**Supplied passage**.
----

The High-Tech Addiction
I already wrote about food addiction and addiction to certain feelings. I am discovering new addictions as technology advances to “serve” me, and I became aware that I am increasingly losing control over my life.
There is a Zen story that illuminates this point:
A peasant walks down the road holding a rope in his hand. At the other end of the rope a cow is tied.
“Why do you allow the cow to control you?” a passer by asks him.
“It is not controlling me. I am in control,” he replies.
” If you are in control, why don’t you let go of the rope than ?” he is challenged.
What you control also controls you. It is never a one-way street.
The same is true of new technological advances. They make our lives more pleasant, granted, but the more pleasant their contribution the more dependent on them we become, sometimes to the point of addiction: We can’t live without them.
My new addiction is to devices which are supposed to make my life more efficient, And I believe I am not alone with this particular addiction. In my consulting practice I often work with up to thirty executives who attend a meeting in which I lead a discussion on a problem they are struggling with. I have been doing it for forty years, all over the globe. Over the years I have noticed a change in behavior: In so-called “developed” countries it is increasingly difficult to get the undivided attention of the group. Invariably, a large percentage of them are reading or typing on their BlackBerries or notebook computers during the discussion.
I ask them to stop, and they do; but within minutes they are back to the BlackBerries (aptly called CrackBerries by people addicted to them).
These executives are not the only ones who are literally attached to their BlackBerries at the hip. My spouse says she will not go with me to a movie unless I leave the BlackBerry at home. More than once my BlackBerry has vibrated during the movie and I, instead of watching the movie, start reading and answering emails.
My clients’ spouses tell me that if they were to get divorced it would be because of the BlackBerry or iPhone. Many of us will stop a conversation with our spouse, even in the midst of some painful discussion, to answer a call or text message. Sure, it can wait. Sure, it is not so critical that someone’s life is in danger. But we can’t leave the vibrating CrackBerry alone. Try to take it away from us and we will steal, lie, and cheat to get it back.
Typical addictive behavior, no?
And it is not just the BlackBerry or iPhone anymore. How about Facebook, and Twitter, and blogs? There are so many community-building, network-creating devices that my productivity is not going up, it is going down. Have you ever calculated how much time you spend on these devices?
Why do we behave like this? Addiction. We are addicted to knowing that someone needs us, wants us, or is there for us. From the perspective of the PAEI code, this seems to me like an (I) addiction, an addiction to affiliating.

----

**Data shown**.
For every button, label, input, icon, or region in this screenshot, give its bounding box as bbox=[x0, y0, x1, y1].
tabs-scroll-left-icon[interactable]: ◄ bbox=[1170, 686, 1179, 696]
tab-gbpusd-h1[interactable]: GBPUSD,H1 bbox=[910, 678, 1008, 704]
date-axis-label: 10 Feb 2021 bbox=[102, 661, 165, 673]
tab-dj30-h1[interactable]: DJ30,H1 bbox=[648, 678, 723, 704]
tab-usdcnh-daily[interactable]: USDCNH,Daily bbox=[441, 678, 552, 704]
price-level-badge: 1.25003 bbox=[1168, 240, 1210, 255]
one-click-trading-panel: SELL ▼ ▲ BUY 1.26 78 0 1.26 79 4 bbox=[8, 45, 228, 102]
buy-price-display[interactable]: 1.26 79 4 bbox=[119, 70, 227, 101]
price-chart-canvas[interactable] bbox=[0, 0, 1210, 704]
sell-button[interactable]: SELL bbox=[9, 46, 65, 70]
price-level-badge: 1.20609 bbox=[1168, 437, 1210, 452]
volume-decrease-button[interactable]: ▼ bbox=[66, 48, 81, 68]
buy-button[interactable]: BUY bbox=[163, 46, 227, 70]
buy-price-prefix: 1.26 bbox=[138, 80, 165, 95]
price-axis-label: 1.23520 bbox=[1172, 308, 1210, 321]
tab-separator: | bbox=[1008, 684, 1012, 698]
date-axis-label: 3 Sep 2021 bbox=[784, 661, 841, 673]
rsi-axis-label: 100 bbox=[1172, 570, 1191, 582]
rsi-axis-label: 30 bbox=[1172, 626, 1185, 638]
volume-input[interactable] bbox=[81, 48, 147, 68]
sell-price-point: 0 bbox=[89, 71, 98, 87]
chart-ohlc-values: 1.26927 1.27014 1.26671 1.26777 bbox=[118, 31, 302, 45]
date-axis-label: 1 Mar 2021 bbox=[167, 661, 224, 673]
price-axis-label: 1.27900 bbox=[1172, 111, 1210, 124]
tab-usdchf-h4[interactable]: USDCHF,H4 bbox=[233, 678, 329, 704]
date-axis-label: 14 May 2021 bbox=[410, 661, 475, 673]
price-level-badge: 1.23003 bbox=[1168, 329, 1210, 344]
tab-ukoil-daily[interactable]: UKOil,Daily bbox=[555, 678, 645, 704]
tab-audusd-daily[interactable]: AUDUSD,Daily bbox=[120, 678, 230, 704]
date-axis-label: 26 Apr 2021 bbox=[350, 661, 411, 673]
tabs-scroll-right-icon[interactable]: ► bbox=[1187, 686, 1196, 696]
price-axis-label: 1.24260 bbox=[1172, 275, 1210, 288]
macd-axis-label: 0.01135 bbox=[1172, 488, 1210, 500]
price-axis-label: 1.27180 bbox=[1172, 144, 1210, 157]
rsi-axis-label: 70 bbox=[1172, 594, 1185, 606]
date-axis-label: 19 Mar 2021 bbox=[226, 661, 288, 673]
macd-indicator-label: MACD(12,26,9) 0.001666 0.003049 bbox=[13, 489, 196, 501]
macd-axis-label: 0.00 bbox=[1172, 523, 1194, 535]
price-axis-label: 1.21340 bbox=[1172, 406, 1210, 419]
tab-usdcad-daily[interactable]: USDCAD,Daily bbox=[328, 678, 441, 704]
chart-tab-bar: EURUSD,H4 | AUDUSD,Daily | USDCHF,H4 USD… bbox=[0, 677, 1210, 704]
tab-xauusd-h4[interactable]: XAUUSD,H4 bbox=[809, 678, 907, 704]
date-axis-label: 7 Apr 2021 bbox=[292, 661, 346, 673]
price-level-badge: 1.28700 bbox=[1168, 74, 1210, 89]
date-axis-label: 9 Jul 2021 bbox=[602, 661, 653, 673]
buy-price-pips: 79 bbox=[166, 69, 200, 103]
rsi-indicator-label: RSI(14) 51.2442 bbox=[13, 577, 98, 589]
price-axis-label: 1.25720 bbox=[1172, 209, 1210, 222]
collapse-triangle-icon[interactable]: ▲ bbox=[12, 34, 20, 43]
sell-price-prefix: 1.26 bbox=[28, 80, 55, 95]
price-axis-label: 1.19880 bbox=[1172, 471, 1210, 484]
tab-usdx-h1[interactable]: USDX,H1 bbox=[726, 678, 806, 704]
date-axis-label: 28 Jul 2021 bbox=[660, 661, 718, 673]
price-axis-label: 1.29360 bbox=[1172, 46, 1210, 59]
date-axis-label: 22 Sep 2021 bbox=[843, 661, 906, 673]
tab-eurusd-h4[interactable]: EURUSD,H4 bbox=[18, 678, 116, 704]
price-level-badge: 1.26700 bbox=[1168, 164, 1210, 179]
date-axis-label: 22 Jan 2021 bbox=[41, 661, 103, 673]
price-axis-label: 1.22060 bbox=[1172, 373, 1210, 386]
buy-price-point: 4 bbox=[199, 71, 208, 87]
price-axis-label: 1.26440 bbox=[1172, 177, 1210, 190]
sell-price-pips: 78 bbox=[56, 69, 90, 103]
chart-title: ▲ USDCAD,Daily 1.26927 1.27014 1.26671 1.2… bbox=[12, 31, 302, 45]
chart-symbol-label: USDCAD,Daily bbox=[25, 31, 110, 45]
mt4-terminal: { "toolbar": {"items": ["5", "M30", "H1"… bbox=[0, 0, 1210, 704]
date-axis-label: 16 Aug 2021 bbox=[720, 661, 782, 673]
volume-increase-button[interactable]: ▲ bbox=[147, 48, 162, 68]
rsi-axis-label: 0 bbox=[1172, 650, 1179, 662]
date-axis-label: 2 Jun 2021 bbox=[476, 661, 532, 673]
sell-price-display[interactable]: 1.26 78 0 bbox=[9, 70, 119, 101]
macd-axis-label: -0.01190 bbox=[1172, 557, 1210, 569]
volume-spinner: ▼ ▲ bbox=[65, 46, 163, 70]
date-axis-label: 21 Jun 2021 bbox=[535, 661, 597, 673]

----

**Apply what you read**.
1. Translate the sentence "What you control also controls you." from the text about high-tech addiction into Spanish.
2. Copy the text about high-tech addiction from "These executives are" to "and answering emails.".
The items aren't needed for this work.

**Task-by-task outputs**.
1. Lo que controlas también te controla a ti.

2.
These executives are not the only ones who are literally attached to their BlackBerries at the hip. My spouse says she will not go with me to a movie unless I leave the BlackBerry at home. More than once my BlackBerry has vibrated during the movie and I, instead of watching the movie, start reading and answering emails.